**Request:** Scan the listing below and copy every line holding "available".

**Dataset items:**
## Start
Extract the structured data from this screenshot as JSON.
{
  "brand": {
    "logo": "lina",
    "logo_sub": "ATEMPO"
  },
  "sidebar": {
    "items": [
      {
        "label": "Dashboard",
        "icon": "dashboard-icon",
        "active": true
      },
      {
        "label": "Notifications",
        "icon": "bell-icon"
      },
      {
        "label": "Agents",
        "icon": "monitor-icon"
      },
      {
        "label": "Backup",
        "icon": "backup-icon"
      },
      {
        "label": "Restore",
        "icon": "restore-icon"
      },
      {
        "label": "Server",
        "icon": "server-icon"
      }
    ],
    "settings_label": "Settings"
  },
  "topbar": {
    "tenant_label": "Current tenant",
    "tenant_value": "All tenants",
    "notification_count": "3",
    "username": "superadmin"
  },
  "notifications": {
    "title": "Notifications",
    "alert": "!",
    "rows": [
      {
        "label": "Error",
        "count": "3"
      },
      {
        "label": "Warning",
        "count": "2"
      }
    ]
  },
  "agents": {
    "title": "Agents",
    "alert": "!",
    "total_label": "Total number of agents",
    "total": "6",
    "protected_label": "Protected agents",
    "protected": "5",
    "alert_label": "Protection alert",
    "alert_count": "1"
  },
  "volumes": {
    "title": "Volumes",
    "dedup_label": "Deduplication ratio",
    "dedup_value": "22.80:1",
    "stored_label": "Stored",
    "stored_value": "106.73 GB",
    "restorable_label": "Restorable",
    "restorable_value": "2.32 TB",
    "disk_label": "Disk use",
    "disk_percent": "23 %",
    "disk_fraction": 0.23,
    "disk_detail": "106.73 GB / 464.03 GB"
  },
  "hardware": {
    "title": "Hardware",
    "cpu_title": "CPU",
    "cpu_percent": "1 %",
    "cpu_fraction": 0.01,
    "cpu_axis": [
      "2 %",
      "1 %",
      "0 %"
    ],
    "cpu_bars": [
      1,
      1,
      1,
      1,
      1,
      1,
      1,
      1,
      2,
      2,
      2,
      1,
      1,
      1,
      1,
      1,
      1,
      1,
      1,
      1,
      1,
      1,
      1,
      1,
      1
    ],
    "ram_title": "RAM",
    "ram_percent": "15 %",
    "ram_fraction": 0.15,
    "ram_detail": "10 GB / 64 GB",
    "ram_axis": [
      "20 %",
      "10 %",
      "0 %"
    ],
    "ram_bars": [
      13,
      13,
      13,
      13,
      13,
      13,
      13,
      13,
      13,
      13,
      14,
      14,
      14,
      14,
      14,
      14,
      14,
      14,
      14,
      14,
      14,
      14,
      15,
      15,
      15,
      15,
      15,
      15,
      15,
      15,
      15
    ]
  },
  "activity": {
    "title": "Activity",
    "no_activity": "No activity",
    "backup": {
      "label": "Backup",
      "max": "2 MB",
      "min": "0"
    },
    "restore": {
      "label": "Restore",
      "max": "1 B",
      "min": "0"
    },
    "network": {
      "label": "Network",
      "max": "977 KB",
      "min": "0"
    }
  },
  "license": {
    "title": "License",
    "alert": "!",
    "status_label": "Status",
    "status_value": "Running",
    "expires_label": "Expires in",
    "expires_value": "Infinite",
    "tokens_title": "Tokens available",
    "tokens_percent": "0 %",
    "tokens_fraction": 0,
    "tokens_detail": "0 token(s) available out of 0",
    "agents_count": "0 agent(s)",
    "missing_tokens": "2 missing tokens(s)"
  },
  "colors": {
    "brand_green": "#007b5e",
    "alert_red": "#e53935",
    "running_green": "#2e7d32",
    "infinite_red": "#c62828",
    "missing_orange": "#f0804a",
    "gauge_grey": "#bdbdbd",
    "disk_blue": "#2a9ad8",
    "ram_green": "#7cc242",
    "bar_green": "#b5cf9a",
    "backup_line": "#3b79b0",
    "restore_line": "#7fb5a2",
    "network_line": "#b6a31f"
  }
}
## End
**Expected answer:**
    "tokens_title": "Tokens available",
    "tokens_detail": "0 token(s) available out of 0",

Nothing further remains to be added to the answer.